------ SOURCE PASSAGE ------
Glicko-2 accuracy with first move advantage¶

http://www.glicko.net/glicko/glicko-boost.pdf suggests a straight-forward extension to Glicko-2 that improves accuracy by taking into account the first move advantage. Let's analyse the predictive power on real-world data.

import math
import collections
import itertools
import pandas

Data set¶

The match results of all standard rated games from ~March 2020~ February 2016 (chosen for its size of 5M games), downloaded and extracted from https://database.lichess.org/.

matches = pandas.read_csv("matches-2016-02.tsv", sep="\t")
matches

We group time controls in the same way as on the site. Ratings across speed groups are considered completely seperate for our purposes.

def speed(time_control):
    if time_control == "-":
        return "correspondence"
    time, inc = time_control.split("+", 1)
    estimate = int(time) + int(inc) * 40
    if estimate < 30:
        return "ultra"
    elif estimate < 180:
        return "bullet"
    elif estimate < 480:
        return "blitz"
    elif estimate < 1500:
        return "rapid"
    else:
        return "classical"

Glicko-2 implementation¶

Downloaded from https://code.google.com/archive/p/pyglicko2/ which is linked from http://www.glicko.net/glicko.html. Patched for a bug with x1 == x2 float comparison without threshold and to allow fractional rating periods.

import glicko2

class Glicko2:
    def __init__(self, rating=1500, rd=350, volatility=0.06, timestamp=None, games=0):
        self.rating = rating
        self.rd = rd
        self.volatility = volatility
        self.timestamp = timestamp
        self.games = games
    
    def _player(self):
        return glicko2.Player(self.rating, self.rd, self.volatility)
------ MATERIAL ------
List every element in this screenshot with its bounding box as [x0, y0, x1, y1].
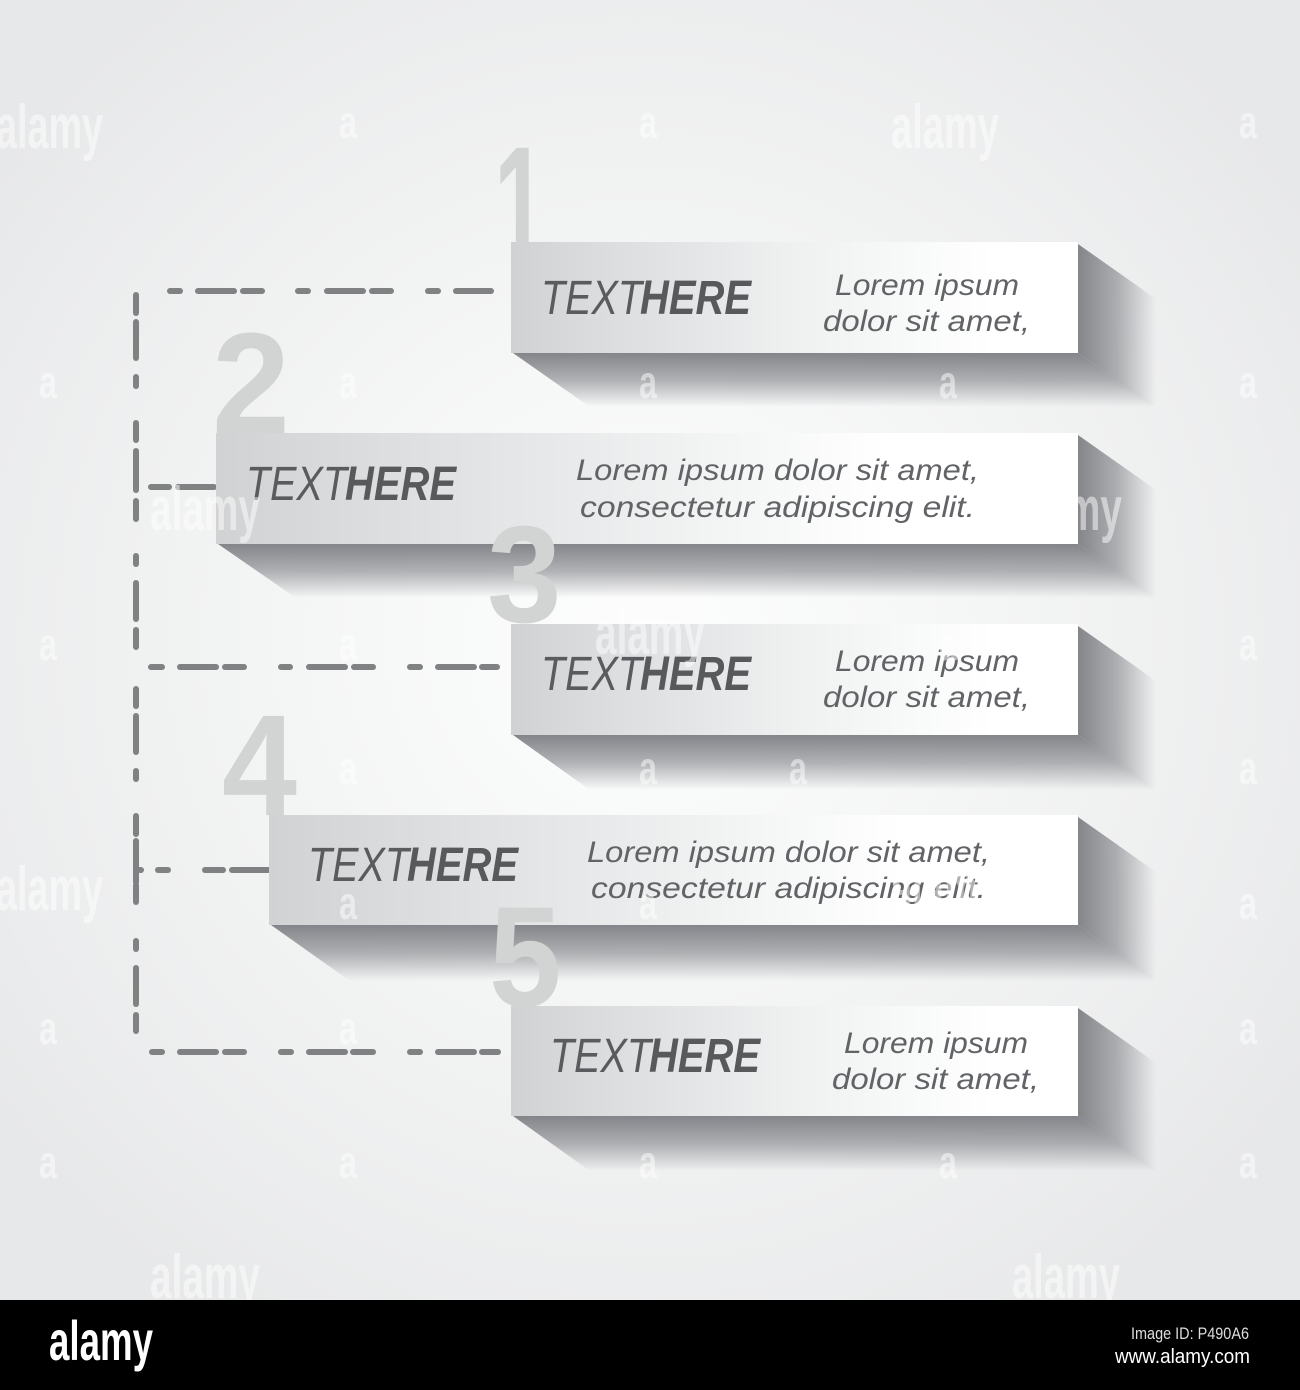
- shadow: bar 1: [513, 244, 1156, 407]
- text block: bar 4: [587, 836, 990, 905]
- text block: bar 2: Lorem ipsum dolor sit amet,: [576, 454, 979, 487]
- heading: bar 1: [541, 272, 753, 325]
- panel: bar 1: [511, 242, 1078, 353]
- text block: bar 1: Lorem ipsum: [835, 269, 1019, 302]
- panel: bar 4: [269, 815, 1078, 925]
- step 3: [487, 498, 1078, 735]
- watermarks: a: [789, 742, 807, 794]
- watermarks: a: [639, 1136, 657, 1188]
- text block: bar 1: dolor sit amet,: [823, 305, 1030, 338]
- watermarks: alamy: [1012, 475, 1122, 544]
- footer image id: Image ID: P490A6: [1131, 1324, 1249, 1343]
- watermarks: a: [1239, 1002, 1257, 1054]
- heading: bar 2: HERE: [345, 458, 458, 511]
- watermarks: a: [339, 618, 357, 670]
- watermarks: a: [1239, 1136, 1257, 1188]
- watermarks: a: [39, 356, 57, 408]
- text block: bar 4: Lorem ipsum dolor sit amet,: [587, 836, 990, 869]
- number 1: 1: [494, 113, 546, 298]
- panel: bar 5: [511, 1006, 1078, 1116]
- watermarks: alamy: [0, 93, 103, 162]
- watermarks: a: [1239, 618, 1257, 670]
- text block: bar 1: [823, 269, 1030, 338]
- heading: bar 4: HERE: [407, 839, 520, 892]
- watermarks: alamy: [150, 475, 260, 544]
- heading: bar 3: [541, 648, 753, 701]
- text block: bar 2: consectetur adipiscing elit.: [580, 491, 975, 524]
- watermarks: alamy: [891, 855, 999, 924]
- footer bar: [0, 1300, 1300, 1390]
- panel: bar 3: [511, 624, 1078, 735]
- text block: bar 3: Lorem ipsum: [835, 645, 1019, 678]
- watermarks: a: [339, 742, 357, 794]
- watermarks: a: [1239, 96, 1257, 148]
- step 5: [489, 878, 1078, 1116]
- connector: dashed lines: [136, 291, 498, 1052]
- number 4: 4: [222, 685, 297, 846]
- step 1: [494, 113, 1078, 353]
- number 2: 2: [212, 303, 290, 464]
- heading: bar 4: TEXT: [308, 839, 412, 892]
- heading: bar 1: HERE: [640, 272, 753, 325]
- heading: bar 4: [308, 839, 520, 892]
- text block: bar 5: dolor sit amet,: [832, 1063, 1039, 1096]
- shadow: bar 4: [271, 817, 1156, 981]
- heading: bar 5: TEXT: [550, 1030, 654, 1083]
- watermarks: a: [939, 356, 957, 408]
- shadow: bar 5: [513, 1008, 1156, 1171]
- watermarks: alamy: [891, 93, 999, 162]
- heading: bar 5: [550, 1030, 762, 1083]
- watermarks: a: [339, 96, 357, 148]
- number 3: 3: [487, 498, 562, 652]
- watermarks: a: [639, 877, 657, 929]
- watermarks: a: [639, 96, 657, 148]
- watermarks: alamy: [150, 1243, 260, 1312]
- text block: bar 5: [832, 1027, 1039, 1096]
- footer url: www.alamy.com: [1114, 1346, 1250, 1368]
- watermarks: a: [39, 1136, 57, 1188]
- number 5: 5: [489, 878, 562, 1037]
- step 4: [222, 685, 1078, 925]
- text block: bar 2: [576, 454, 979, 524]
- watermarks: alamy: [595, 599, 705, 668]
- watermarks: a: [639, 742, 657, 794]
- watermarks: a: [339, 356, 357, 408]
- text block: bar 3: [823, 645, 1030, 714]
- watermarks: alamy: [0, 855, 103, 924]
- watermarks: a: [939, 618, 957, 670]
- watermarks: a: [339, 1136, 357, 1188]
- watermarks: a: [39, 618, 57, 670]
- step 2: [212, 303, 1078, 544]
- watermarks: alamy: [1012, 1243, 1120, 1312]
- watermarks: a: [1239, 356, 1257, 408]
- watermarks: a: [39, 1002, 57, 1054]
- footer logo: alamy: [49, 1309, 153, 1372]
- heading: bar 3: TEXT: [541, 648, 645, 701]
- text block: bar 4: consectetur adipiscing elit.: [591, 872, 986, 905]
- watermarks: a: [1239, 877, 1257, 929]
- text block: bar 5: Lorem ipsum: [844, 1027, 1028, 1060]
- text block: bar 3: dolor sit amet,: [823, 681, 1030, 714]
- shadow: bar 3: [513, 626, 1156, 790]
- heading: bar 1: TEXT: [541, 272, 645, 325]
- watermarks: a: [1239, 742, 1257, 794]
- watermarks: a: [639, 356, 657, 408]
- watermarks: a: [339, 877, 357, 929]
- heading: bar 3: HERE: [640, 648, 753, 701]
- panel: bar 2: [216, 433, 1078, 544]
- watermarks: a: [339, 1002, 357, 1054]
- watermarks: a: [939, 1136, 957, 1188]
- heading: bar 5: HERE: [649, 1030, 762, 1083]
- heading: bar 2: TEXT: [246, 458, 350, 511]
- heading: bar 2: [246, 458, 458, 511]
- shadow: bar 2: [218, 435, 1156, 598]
------
SET PROBLEM A -
Quote the Glicko-2 accuracy notebook between "Downloaded from https://code.google.com/archive/p/pyglicko2/" and "fractional rating periods.", inclusive.
SET PROBLEM B -
Pick up the Glicko-2 accuracy notebook right after its last line and keep writing it.

ANSWER A -
Downloaded from https://code.google.com/archive/p/pyglicko2/ which is linked from http://www.glicko.net/glicko.html. Patched for a bug with x1 == x2 float comparison without threshold and to allow fractional rating periods.

ANSWER B -
    
    def at(self, timestamp):
        player = self._player()
        periods = 0
        if self.timestamp is not None:
            periods = (timestamp - self.timestamp) * 0.21436 / (24 * 60 * 60)
        player._preRatingRD(periods=periods)
        return Glicko2(
            rating=max(self.rating, 600),
            rd=min(player.rd, 350),
            volatility=min(self.volatility, 0.1),
            timestamp=timestamp,
            games=self.games
        )
    
    def after(self, other, result, timestamp, advantage=0):
        us = self.at(timestamp)._player()
        them = other.at(timestamp)
        us.update_player([them.rating - advantage], [them.rd], [result], periods=0)
        return Glicko2(
            rating=us.rating,
            rd=us.rd,
            volatility=us.vol,
            timestamp=timestamp,
            games=self.games + 1
        )
    
    def expected(self, other, timestamp, advantage=0):
        us = self.at(timestamp)
        them = other.at(timestamp)
        return us._player()._E((them.rating - advantage - 1500) / 173.7178, them.rd / 173.7178)
    
    def __repr__(self):
        return f"Glicko2(rating={self.rating}, rd={self.rd}, volatility={self.volatility}, ..., games={self.games})"

Glicko2(rd=60, timestamp=0).at(timestamp=365 * 24 * 60 * 60)

Glicko2(rating=1500, rd=110.00078549354839, volatility=0.06, ..., games=0)

Estimate for first move advantage¶

Based on the distribution of results, we estimate a 11 rating point advantage for White to move.

by_result = matches.groupby("result")["white"].count()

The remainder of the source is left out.